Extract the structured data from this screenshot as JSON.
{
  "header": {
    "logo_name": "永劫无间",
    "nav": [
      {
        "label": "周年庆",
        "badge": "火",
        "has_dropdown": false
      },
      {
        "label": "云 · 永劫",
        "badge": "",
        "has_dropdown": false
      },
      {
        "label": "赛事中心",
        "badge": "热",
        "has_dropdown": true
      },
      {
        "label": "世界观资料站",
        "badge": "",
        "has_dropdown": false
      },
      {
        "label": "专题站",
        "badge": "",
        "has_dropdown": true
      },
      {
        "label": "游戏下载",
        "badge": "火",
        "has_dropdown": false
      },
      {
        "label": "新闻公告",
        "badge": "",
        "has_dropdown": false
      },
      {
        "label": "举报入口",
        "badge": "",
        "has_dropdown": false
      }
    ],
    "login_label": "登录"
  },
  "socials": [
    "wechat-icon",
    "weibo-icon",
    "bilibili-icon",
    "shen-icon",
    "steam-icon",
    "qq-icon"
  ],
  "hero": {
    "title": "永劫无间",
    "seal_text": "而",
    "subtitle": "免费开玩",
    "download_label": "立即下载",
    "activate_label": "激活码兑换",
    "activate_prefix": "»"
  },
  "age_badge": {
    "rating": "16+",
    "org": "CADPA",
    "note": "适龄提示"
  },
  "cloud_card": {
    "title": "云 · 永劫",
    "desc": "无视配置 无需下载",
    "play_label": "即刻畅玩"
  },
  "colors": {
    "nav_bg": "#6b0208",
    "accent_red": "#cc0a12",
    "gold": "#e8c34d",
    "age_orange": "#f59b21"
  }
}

+ + +

*Task details*:
Check each line above for the word "icon" and give the number of lines that have it, nothing else.

*Reply to the task*:
6